- [WHAT YOU NEED TO DO]
Exactly as they appear, output all of the records. Skip any images.

- [PROVIDED RECORDS]
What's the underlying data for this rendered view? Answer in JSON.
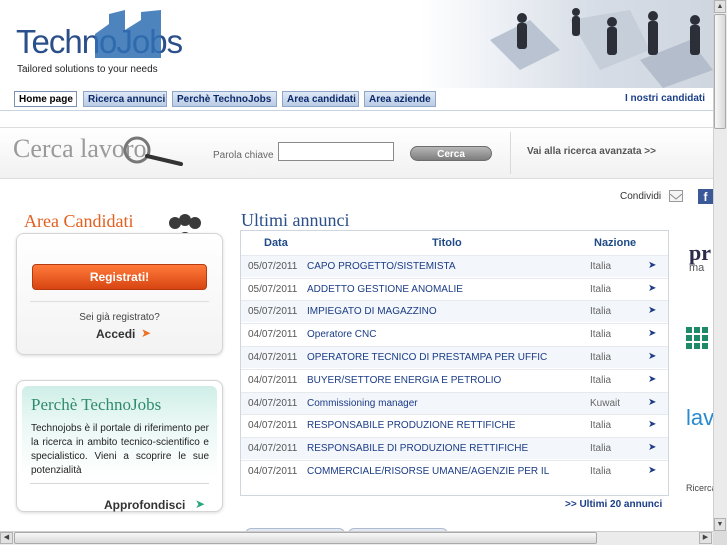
{
  "header": {
    "logo_part1": "Techno",
    "logo_part2": "Jobs",
    "tagline": "Tailored solutions to your needs"
  },
  "nav": {
    "tabs": [
      "Home page",
      "Ricerca annunci",
      "Perchè TechnoJobs",
      "Area candidati",
      "Area aziende"
    ],
    "right_link": "I nostri candidati"
  },
  "search": {
    "title": "Cerca lavoro",
    "keyword_label": "Parola chiave",
    "keyword_value": "",
    "button_label": "Cerca",
    "advanced_link": "Vai alla ricerca avanzata >>"
  },
  "share": {
    "label": "Condividi"
  },
  "candidates": {
    "title": "Area Candidati",
    "register_button": "Registrati!",
    "already_registered": "Sei già registrato?",
    "login_link": "Accedi"
  },
  "why": {
    "title": "Perchè TechnoJobs",
    "text": "Technojobs è il portale di riferimento per la ricerca in ambito tecnico-scientifico e specialistico. Vieni a scoprire le sue potenzialità",
    "more_link": "Approfondisci"
  },
  "listings": {
    "title": "Ultimi annunci",
    "col_date": "Data",
    "col_title": "Titolo",
    "col_country": "Nazione",
    "rows": [
      {
        "date": "05/07/2011",
        "title": "CAPO PROGETTO/SISTEMISTA",
        "country": "Italia"
      },
      {
        "date": "05/07/2011",
        "title": "ADDETTO GESTIONE ANOMALIE",
        "country": "Italia"
      },
      {
        "date": "05/07/2011",
        "title": "IMPIEGATO DI MAGAZZINO",
        "country": "Italia"
      },
      {
        "date": "04/07/2011",
        "title": "Operatore CNC",
        "country": "Italia"
      },
      {
        "date": "04/07/2011",
        "title": "OPERATORE TECNICO DI PRESTAMPA PER UFFIC",
        "country": "Italia"
      },
      {
        "date": "04/07/2011",
        "title": "BUYER/SETTORE ENERGIA E PETROLIO",
        "country": "Italia"
      },
      {
        "date": "04/07/2011",
        "title": "Commissioning manager",
        "country": "Kuwait"
      },
      {
        "date": "04/07/2011",
        "title": "RESPONSABILE PRODUZIONE RETTIFICHE",
        "country": "Italia"
      },
      {
        "date": "04/07/2011",
        "title": "RESPONSABILE DI PRODUZIONE RETTIFICHE",
        "country": "Italia"
      },
      {
        "date": "04/07/2011",
        "title": "COMMERCIALE/RISORSE UMANE/AGENZIE PER IL",
        "country": "Italia"
      }
    ],
    "more_link": ">> Ultimi 20 annunci"
  },
  "partners": {
    "p1_text": "pr",
    "p1_sub": "ma",
    "p3_text": "lav",
    "p4_text": "Ricerca"
  },
  "icons": {
    "arrow": "➤",
    "facebook": "f"
  }
}
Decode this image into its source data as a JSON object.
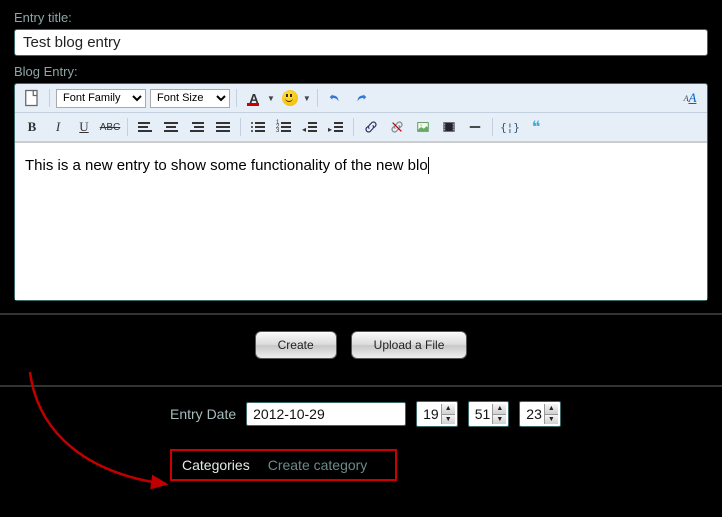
{
  "labels": {
    "entry_title": "Entry title:",
    "blog_entry": "Blog Entry:",
    "entry_date": "Entry Date",
    "categories": "Categories",
    "create_category": "Create category"
  },
  "fields": {
    "title_value": "Test blog entry",
    "body_text": "This is a new entry to show some functionality of the new blo",
    "date_value": "2012-10-29",
    "hour": "19",
    "minute": "51",
    "second": "23"
  },
  "buttons": {
    "create": "Create",
    "upload": "Upload a File"
  },
  "toolbar": {
    "font_family_placeholder": "Font Family",
    "font_size_placeholder": "Font Size"
  },
  "annotation": {
    "highlight_color": "#c00000"
  }
}
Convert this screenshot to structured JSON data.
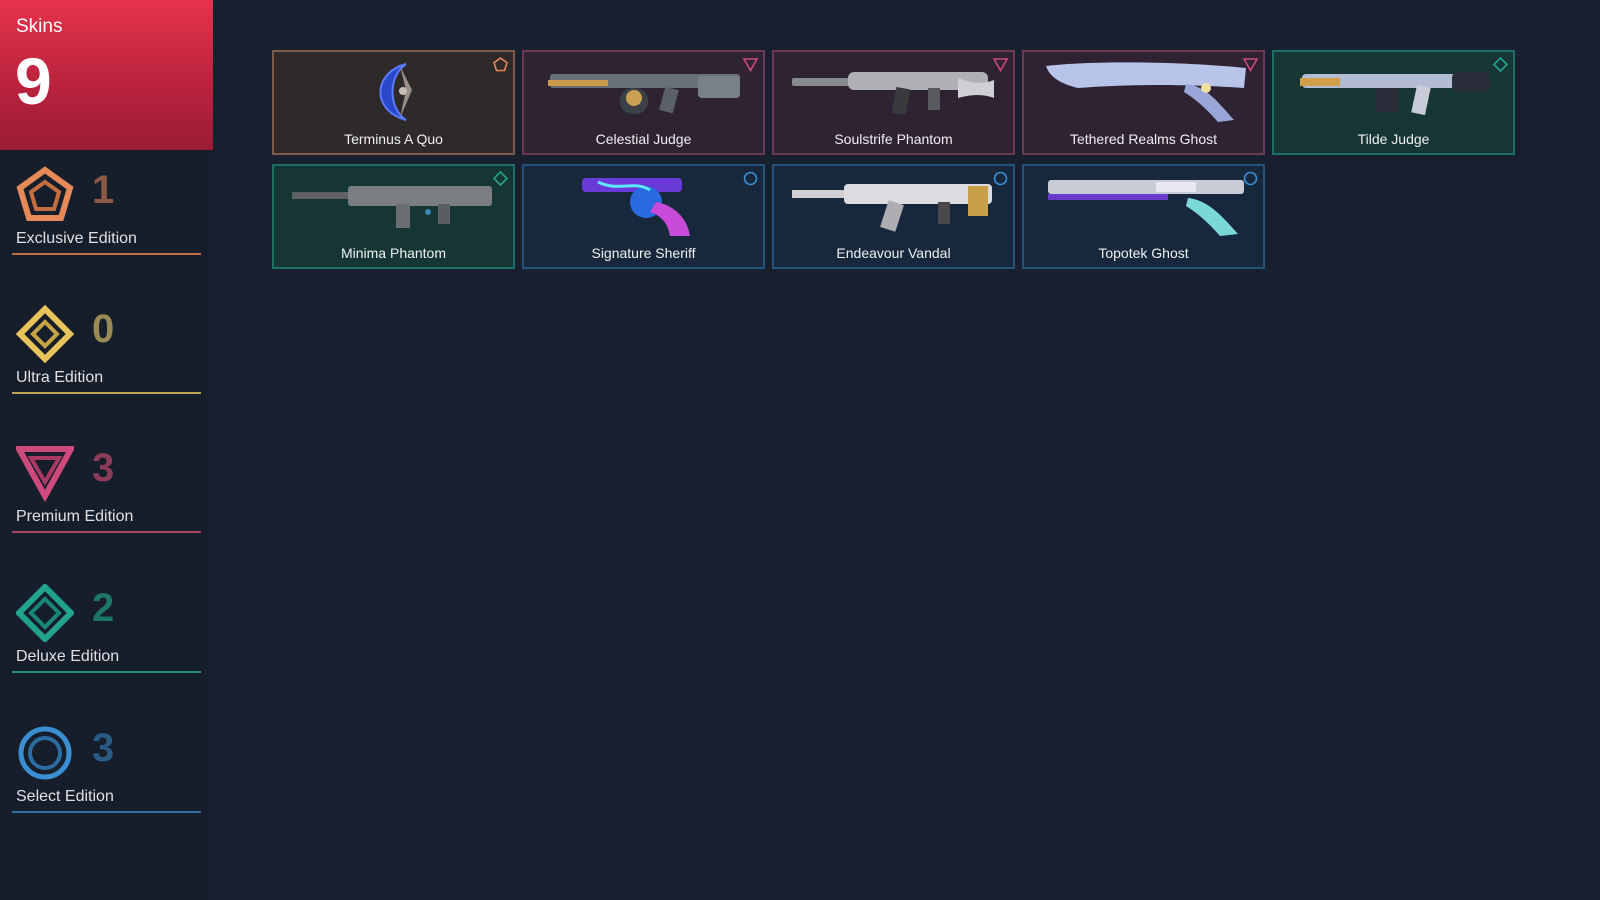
{
  "summary": {
    "label": "Skins",
    "count": "9"
  },
  "tiers": [
    {
      "name": "Exclusive Edition",
      "count": "1",
      "icon": "exclusive-edition-icon",
      "color": "#e58a58"
    },
    {
      "name": "Ultra Edition",
      "count": "0",
      "icon": "ultra-edition-icon",
      "color": "#e6c45a"
    },
    {
      "name": "Premium Edition",
      "count": "3",
      "icon": "premium-edition-icon",
      "color": "#cf4a7c"
    },
    {
      "name": "Deluxe Edition",
      "count": "2",
      "icon": "deluxe-edition-icon",
      "color": "#21a38c"
    },
    {
      "name": "Select Edition",
      "count": "3",
      "icon": "select-edition-icon",
      "color": "#3a8fd1"
    }
  ],
  "skins": [
    {
      "name": "Terminus A Quo",
      "tier": "exclusive",
      "art": "melee-blade-icon"
    },
    {
      "name": "Celestial Judge",
      "tier": "premium",
      "art": "shotgun-icon"
    },
    {
      "name": "Soulstrife Phantom",
      "tier": "premium",
      "art": "rifle-icon"
    },
    {
      "name": "Tethered Realms Ghost",
      "tier": "premium",
      "art": "pistol-icon"
    },
    {
      "name": "Tilde Judge",
      "tier": "deluxe",
      "art": "shotgun-icon"
    },
    {
      "name": "Minima Phantom",
      "tier": "deluxe",
      "art": "rifle-icon"
    },
    {
      "name": "Signature Sheriff",
      "tier": "select",
      "art": "revolver-icon"
    },
    {
      "name": "Endeavour Vandal",
      "tier": "select",
      "art": "rifle-icon"
    },
    {
      "name": "Topotek Ghost",
      "tier": "select",
      "art": "pistol-icon"
    }
  ]
}
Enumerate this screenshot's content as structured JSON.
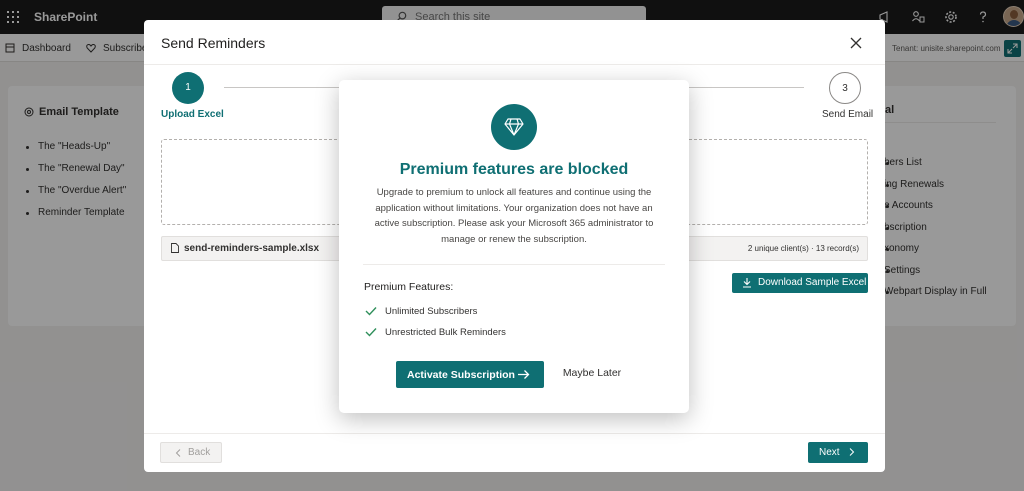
{
  "suitebar": {
    "title": "SharePoint",
    "search_placeholder": "Search this site"
  },
  "navbar": {
    "items": [
      "Dashboard",
      "Subscribe"
    ],
    "tenant": "Tenant: unisite.sharepoint.com"
  },
  "email_template": {
    "title": "Email Template",
    "items": [
      "The \"Heads-Up\"",
      "The \"Renewal Day\"",
      "The \"Overdue Alert\"",
      "Reminder Template"
    ]
  },
  "right_menu": {
    "title_fragment": "al",
    "items": [
      "bers List",
      "ing Renewals",
      "e Accounts",
      "bscription",
      "xonomy",
      " Settings",
      "Webpart Display in Full"
    ]
  },
  "panel": {
    "title": "Send Reminders",
    "steps": [
      {
        "number": "1",
        "label": "Upload Excel"
      },
      {
        "number": "3",
        "label": "Send Email"
      }
    ],
    "file_name": "send-reminders-sample.xlsx",
    "file_summary": "2 unique client(s) · 13 record(s)",
    "download_label": "Download Sample Excel",
    "back_label": "Back",
    "next_label": "Next"
  },
  "modal": {
    "title": "Premium features are blocked",
    "description": "Upgrade to premium to unlock all features and continue using the application without limitations. Your organization does not have an active subscription. Please ask your Microsoft 365 administrator to manage or renew the subscription.",
    "features_heading": "Premium Features:",
    "features": [
      "Unlimited Subscribers",
      "Unrestricted Bulk Reminders"
    ],
    "activate_label": "Activate Subscription",
    "later_label": "Maybe Later"
  },
  "colors": {
    "accent": "#0f6f73",
    "suitebar": "#1b1b1b",
    "check": "#2f8f5b"
  }
}
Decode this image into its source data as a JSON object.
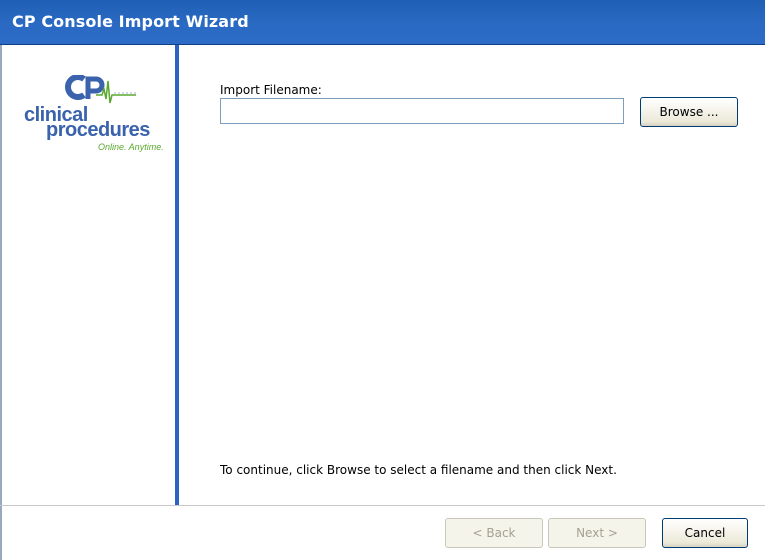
{
  "window": {
    "title": "CP Console Import Wizard"
  },
  "sidebar": {
    "logo": {
      "line1": "clinical",
      "line2": "procedures",
      "tagline": "Online. Anytime.",
      "colors": {
        "blue": "#3a62ad",
        "green": "#5aa92e"
      }
    }
  },
  "main": {
    "filename_label": "Import Filename:",
    "filename_value": "",
    "browse_label": "Browse ...",
    "instruction": "To continue, click Browse to select a filename and then click Next."
  },
  "footer": {
    "back_label": "< Back",
    "next_label": "Next >",
    "cancel_label": "Cancel"
  },
  "colors": {
    "titlebar": "#2a6ac3",
    "divider": "#2c64c2"
  }
}
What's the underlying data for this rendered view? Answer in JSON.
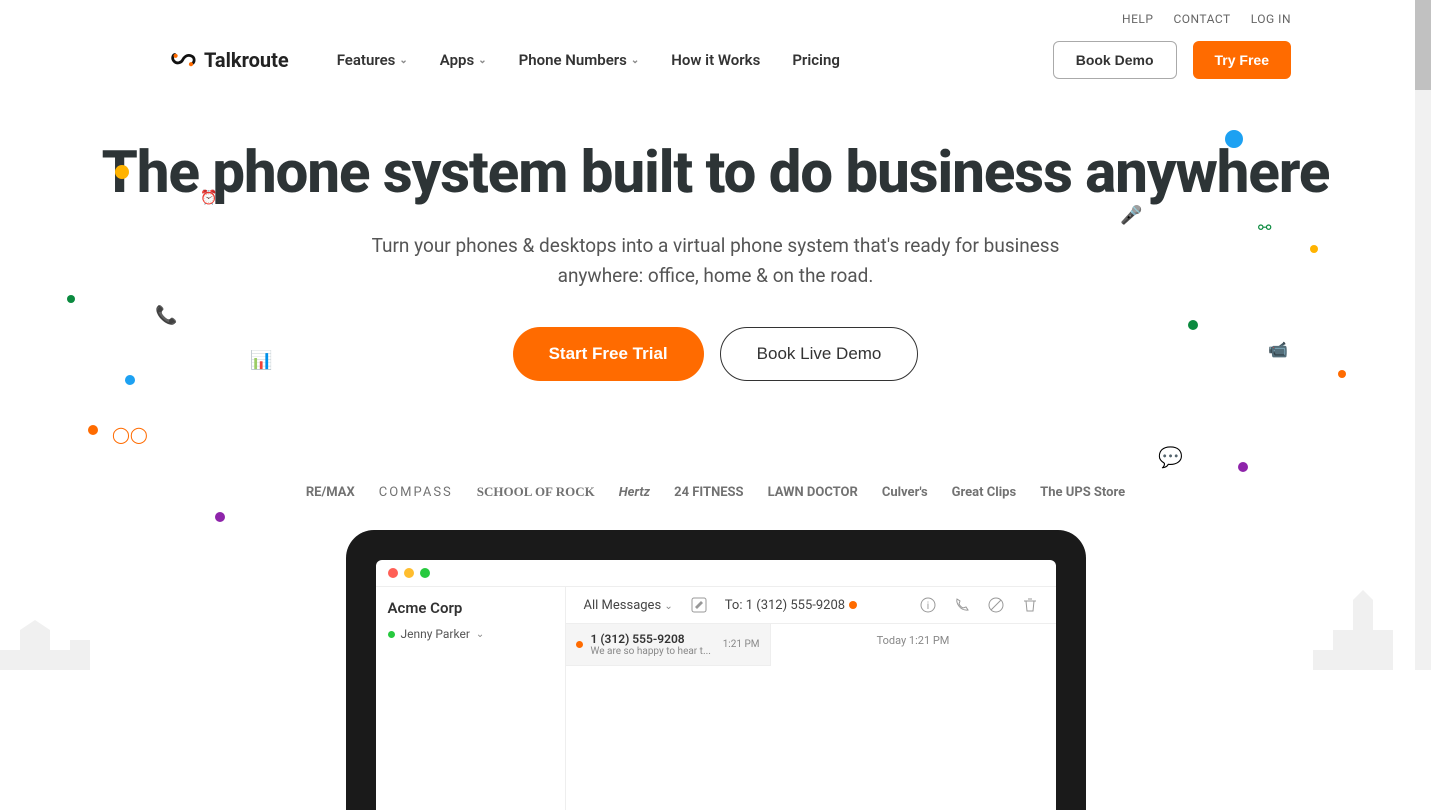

- [EXERCISE RESULT]
What's the underlying data for this rendered view? Answer in JSON.
{
  "header": {
    "logo_part1": "Techno",
    "logo_part2": "Jobs",
    "tagline": "Tailored solutions to your needs"
  },
  "nav": {
    "tabs": [
      "Home page",
      "Ricerca annunci",
      "Perchè TechnoJobs",
      "Area candidati",
      "Area aziende"
    ],
    "right_link": "I nostri candidati"
  },
  "search": {
    "title": "Cerca lavoro",
    "keyword_label": "Parola chiave",
    "keyword_value": "",
    "button_label": "Cerca",
    "advanced_link": "Vai alla ricerca avanzata >>"
  },
  "share": {
    "label": "Condividi"
  },
  "candidates": {
    "title": "Area Candidati",
    "register_button": "Registrati!",
    "already_registered": "Sei già registrato?",
    "login_link": "Accedi"
  },
  "why": {
    "title": "Perchè TechnoJobs",
    "text": "Technojobs è il portale di riferimento per la ricerca in ambito tecnico-scientifico e specialistico. Vieni a scoprire le sue potenzialità",
    "more_link": "Approfondisci"
  },
  "listings": {
    "title": "Ultimi annunci",
    "col_date": "Data",
    "col_title": "Titolo",
    "col_country": "Nazione",
    "rows": [
      {
        "date": "05/07/2011",
        "title": "CAPO PROGETTO/SISTEMISTA",
        "country": "Italia"
      },
      {
        "date": "05/07/2011",
        "title": "ADDETTO GESTIONE ANOMALIE",
        "country": "Italia"
      },
      {
        "date": "05/07/2011",
        "title": "IMPIEGATO DI MAGAZZINO",
        "country": "Italia"
      },
      {
        "date": "04/07/2011",
        "title": "Operatore CNC",
        "country": "Italia"
      },
      {
        "date": "04/07/2011",
        "title": "OPERATORE TECNICO DI PRESTAMPA PER UFFIC",
        "country": "Italia"
      },
      {
        "date": "04/07/2011",
        "title": "BUYER/SETTORE ENERGIA E PETROLIO",
        "country": "Italia"
      },
      {
        "date": "04/07/2011",
        "title": "Commissioning manager",
        "country": "Kuwait"
      },
      {
        "date": "04/07/2011",
        "title": "RESPONSABILE PRODUZIONE RETTIFICHE",
        "country": "Italia"
      },
      {
        "date": "04/07/2011",
        "title": "RESPONSABILE DI PRODUZIONE RETTIFICHE",
        "country": "Italia"
      },
      {
        "date": "04/07/2011",
        "title": "COMMERCIALE/RISORSE UMANE/AGENZIE PER IL",
        "country": "Italia"
      }
    ],
    "more_link": ">> Ultimi 20 annunci"
  },
  "partners": {
    "p1_text": "pr",
    "p1_sub": "ma",
    "p3_text": "lav",
    "p4_text": "Ricerca"
  },
  "icons": {
    "arrow": "➤",
    "facebook": "f"
  }
}
Decode this image into its source data as a JSON object.
{
  "labels": {
    "entry_title": "Entry title:",
    "blog_entry": "Blog Entry:",
    "entry_date": "Entry Date",
    "categories": "Categories",
    "create_category": "Create category"
  },
  "fields": {
    "title_value": "Test blog entry",
    "body_text": "This is a new entry to show some functionality of the new blo",
    "date_value": "2012-10-29",
    "hour": "19",
    "minute": "51",
    "second": "23"
  },
  "buttons": {
    "create": "Create",
    "upload": "Upload a File"
  },
  "toolbar": {
    "font_family_placeholder": "Font Family",
    "font_size_placeholder": "Font Size"
  },
  "annotation": {
    "highlight_color": "#c00000"
  }
}
Convert this screenshot to structured JSON data.
{
  "summary": {
    "label": "Skins",
    "count": "9"
  },
  "tiers": [
    {
      "name": "Exclusive Edition",
      "count": "1",
      "icon": "exclusive-edition-icon",
      "color": "#e58a58"
    },
    {
      "name": "Ultra Edition",
      "count": "0",
      "icon": "ultra-edition-icon",
      "color": "#e6c45a"
    },
    {
      "name": "Premium Edition",
      "count": "3",
      "icon": "premium-edition-icon",
      "color": "#cf4a7c"
    },
    {
      "name": "Deluxe Edition",
      "count": "2",
      "icon": "deluxe-edition-icon",
      "color": "#21a38c"
    },
    {
      "name": "Select Edition",
      "count": "3",
      "icon": "select-edition-icon",
      "color": "#3a8fd1"
    }
  ],
  "skins": [
    {
      "name": "Terminus A Quo",
      "tier": "exclusive",
      "art": "melee-blade-icon"
    },
    {
      "name": "Celestial Judge",
      "tier": "premium",
      "art": "shotgun-icon"
    },
    {
      "name": "Soulstrife Phantom",
      "tier": "premium",
      "art": "rifle-icon"
    },
    {
      "name": "Tethered Realms Ghost",
      "tier": "premium",
      "art": "pistol-icon"
    },
    {
      "name": "Tilde Judge",
      "tier": "deluxe",
      "art": "shotgun-icon"
    },
    {
      "name": "Minima Phantom",
      "tier": "deluxe",
      "art": "rifle-icon"
    },
    {
      "name": "Signature Sheriff",
      "tier": "select",
      "art": "revolver-icon"
    },
    {
      "name": "Endeavour Vandal",
      "tier": "select",
      "art": "rifle-icon"
    },
    {
      "name": "Topotek Ghost",
      "tier": "select",
      "art": "pistol-icon"
    }
  ]
}
Enumerate this screenshot's content as structured JSON.
{
  "suitebar": {
    "title": "SharePoint",
    "search_placeholder": "Search this site"
  },
  "navbar": {
    "items": [
      "Dashboard",
      "Subscribe"
    ],
    "tenant": "Tenant: unisite.sharepoint.com"
  },
  "email_template": {
    "title": "Email Template",
    "items": [
      "The \"Heads-Up\"",
      "The \"Renewal Day\"",
      "The \"Overdue Alert\"",
      "Reminder Template"
    ]
  },
  "right_menu": {
    "title_fragment": "al",
    "items": [
      "bers List",
      "ing Renewals",
      "e Accounts",
      "bscription",
      "xonomy",
      " Settings",
      "Webpart Display in Full"
    ]
  },
  "panel": {
    "title": "Send Reminders",
    "steps": [
      {
        "number": "1",
        "label": "Upload Excel"
      },
      {
        "number": "3",
        "label": "Send Email"
      }
    ],
    "file_name": "send-reminders-sample.xlsx",
    "file_summary": "2 unique client(s) · 13 record(s)",
    "download_label": "Download Sample Excel",
    "back_label": "Back",
    "next_label": "Next"
  },
  "modal": {
    "title": "Premium features are blocked",
    "description": "Upgrade to premium to unlock all features and continue using the application without limitations. Your organization does not have an active subscription. Please ask your Microsoft 365 administrator to manage or renew the subscription.",
    "features_heading": "Premium Features:",
    "features": [
      "Unlimited Subscribers",
      "Unrestricted Bulk Reminders"
    ],
    "activate_label": "Activate Subscription",
    "later_label": "Maybe Later"
  },
  "colors": {
    "accent": "#0f6f73",
    "suitebar": "#1b1b1b",
    "check": "#2f8f5b"
  }
}
Decode this image into its source data as a JSON object.
{
  "window": {
    "title": "CP Console Import Wizard"
  },
  "sidebar": {
    "logo": {
      "line1": "clinical",
      "line2": "procedures",
      "tagline": "Online. Anytime.",
      "colors": {
        "blue": "#3a62ad",
        "green": "#5aa92e"
      }
    }
  },
  "main": {
    "filename_label": "Import Filename:",
    "filename_value": "",
    "browse_label": "Browse ...",
    "instruction": "To continue, click Browse to select a filename and then click Next."
  },
  "footer": {
    "back_label": "< Back",
    "next_label": "Next >",
    "cancel_label": "Cancel"
  },
  "colors": {
    "titlebar": "#2a6ac3",
    "divider": "#2c64c2"
  }
}
What's the underlying data for this rendered view? Answer in JSON.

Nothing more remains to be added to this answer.